PROVIDED DATA

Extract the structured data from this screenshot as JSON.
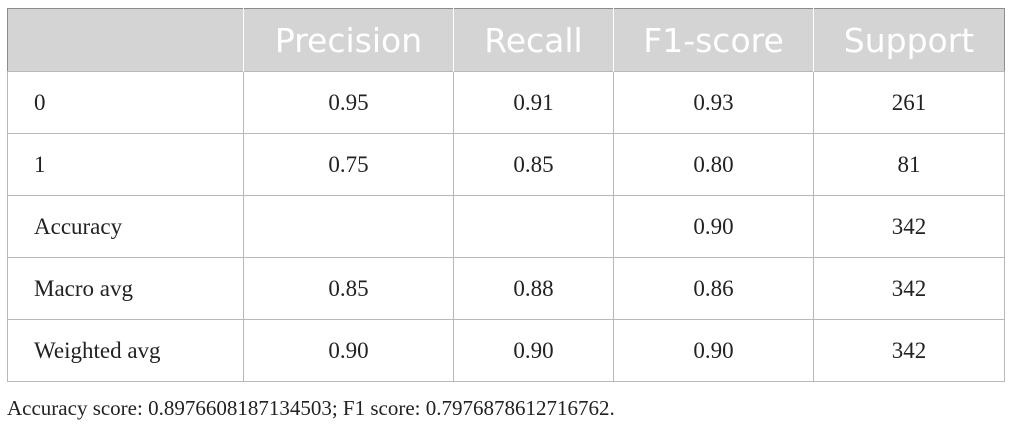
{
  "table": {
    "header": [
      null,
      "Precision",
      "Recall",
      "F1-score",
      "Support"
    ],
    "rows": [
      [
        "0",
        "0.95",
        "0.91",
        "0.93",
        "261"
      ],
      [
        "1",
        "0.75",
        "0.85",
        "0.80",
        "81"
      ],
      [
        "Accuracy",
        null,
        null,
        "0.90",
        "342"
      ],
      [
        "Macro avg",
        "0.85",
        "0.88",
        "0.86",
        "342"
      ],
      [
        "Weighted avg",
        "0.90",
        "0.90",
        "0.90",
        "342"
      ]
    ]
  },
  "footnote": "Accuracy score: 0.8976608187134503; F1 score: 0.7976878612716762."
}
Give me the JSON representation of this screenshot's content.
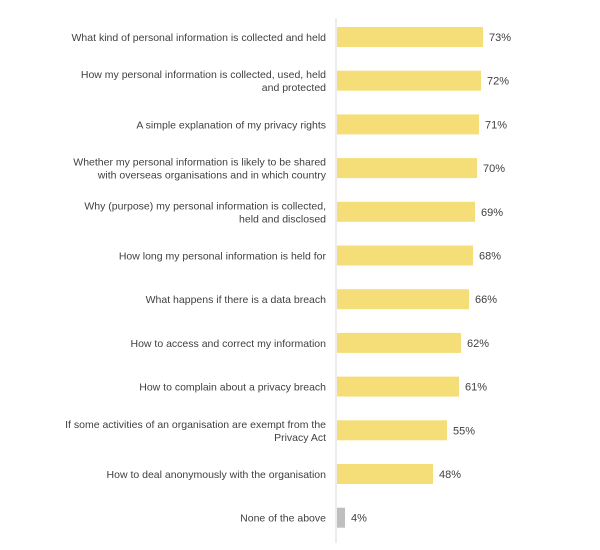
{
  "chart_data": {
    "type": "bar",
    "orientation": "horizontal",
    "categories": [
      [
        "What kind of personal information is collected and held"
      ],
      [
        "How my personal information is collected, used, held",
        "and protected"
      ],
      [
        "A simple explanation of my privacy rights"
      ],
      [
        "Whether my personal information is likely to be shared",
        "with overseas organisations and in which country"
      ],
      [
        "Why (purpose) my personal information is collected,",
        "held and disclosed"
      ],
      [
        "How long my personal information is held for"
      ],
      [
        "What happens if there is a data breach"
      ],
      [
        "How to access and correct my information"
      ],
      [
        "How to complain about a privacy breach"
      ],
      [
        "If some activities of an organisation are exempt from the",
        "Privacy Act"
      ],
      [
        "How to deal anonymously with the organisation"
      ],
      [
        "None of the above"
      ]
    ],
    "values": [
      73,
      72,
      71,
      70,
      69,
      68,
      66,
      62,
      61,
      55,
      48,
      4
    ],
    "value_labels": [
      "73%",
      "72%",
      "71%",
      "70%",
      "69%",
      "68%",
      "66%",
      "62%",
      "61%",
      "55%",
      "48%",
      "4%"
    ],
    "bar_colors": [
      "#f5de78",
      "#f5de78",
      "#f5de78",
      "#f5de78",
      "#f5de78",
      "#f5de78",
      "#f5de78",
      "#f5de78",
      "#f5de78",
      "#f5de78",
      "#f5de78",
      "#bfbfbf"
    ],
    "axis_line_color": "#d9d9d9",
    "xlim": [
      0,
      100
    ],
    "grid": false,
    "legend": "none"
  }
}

TASK GOAL
Output the data exactly. Pictures don't belong in the result.

FINAL RESULT
Extract the structured data from this screenshot as JSON.
{
  "table": {
    "header": [
      null,
      "Precision",
      "Recall",
      "F1-score",
      "Support"
    ],
    "rows": [
      [
        "0",
        "0.95",
        "0.91",
        "0.93",
        "261"
      ],
      [
        "1",
        "0.75",
        "0.85",
        "0.80",
        "81"
      ],
      [
        "Accuracy",
        null,
        null,
        "0.90",
        "342"
      ],
      [
        "Macro avg",
        "0.85",
        "0.88",
        "0.86",
        "342"
      ],
      [
        "Weighted avg",
        "0.90",
        "0.90",
        "0.90",
        "342"
      ]
    ]
  },
  "footnote": "Accuracy score: 0.8976608187134503; F1 score: 0.7976878612716762."
}
Give me the JSON representation of this screenshot's content.
{
  "chart_data": {
    "type": "bar",
    "orientation": "horizontal",
    "categories": [
      [
        "What kind of personal information is collected and held"
      ],
      [
        "How my personal information is collected, used, held",
        "and protected"
      ],
      [
        "A simple explanation of my privacy rights"
      ],
      [
        "Whether my personal information is likely to be shared",
        "with overseas organisations and in which country"
      ],
      [
        "Why (purpose) my personal information is collected,",
        "held and disclosed"
      ],
      [
        "How long my personal information is held for"
      ],
      [
        "What happens if there is a data breach"
      ],
      [
        "How to access and correct my information"
      ],
      [
        "How to complain about a privacy breach"
      ],
      [
        "If some activities of an organisation are exempt from the",
        "Privacy Act"
      ],
      [
        "How to deal anonymously with the organisation"
      ],
      [
        "None of the above"
      ]
    ],
    "values": [
      73,
      72,
      71,
      70,
      69,
      68,
      66,
      62,
      61,
      55,
      48,
      4
    ],
    "value_labels": [
      "73%",
      "72%",
      "71%",
      "70%",
      "69%",
      "68%",
      "66%",
      "62%",
      "61%",
      "55%",
      "48%",
      "4%"
    ],
    "bar_colors": [
      "#f5de78",
      "#f5de78",
      "#f5de78",
      "#f5de78",
      "#f5de78",
      "#f5de78",
      "#f5de78",
      "#f5de78",
      "#f5de78",
      "#f5de78",
      "#f5de78",
      "#bfbfbf"
    ],
    "axis_line_color": "#d9d9d9",
    "xlim": [
      0,
      100
    ],
    "grid": false,
    "legend": "none"
  }
}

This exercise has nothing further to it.